**WHAT TO DO**
Look through the material below. Copy every line with the string "shRNA" in it.

**EXERCISE INPUT**
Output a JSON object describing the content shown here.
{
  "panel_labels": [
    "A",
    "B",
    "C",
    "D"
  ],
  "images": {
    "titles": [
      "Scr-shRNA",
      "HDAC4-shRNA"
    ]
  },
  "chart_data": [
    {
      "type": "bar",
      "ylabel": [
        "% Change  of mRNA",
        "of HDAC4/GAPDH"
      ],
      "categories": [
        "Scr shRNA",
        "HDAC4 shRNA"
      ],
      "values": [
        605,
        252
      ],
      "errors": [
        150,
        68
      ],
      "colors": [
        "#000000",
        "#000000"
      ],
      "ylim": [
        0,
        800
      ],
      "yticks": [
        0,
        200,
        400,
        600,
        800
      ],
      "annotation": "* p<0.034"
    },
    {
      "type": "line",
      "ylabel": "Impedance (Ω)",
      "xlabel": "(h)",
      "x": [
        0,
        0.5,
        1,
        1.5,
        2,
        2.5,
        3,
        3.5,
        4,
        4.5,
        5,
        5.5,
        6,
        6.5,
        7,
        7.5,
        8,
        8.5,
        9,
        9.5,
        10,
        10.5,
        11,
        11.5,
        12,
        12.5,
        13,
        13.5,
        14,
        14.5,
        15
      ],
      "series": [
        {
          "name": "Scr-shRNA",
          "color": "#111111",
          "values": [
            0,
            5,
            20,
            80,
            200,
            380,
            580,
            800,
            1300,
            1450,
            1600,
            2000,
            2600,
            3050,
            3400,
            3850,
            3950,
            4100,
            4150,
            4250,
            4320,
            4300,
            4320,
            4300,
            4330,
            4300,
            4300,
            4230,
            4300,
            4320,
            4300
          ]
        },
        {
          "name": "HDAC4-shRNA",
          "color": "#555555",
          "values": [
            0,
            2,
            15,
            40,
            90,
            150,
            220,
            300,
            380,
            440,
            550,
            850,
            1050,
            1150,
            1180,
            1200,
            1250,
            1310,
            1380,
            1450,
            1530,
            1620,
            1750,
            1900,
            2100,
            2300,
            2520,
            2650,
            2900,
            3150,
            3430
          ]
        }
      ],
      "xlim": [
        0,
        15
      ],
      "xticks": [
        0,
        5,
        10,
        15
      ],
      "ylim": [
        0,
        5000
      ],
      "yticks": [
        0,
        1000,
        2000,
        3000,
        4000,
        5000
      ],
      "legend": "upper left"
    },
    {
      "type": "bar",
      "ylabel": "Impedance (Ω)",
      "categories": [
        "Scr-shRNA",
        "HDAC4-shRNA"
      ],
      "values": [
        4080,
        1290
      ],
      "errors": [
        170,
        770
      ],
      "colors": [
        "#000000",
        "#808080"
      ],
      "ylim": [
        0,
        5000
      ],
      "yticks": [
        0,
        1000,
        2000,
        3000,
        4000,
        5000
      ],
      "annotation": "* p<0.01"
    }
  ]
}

**FINISHED EXERCISE**
      "Scr-shRNA",
      "HDAC4-shRNA"
        "Scr shRNA",
        "HDAC4 shRNA"
          "name": "Scr-shRNA",
          "name": "HDAC4-shRNA",
        "Scr-shRNA",
        "HDAC4-shRNA"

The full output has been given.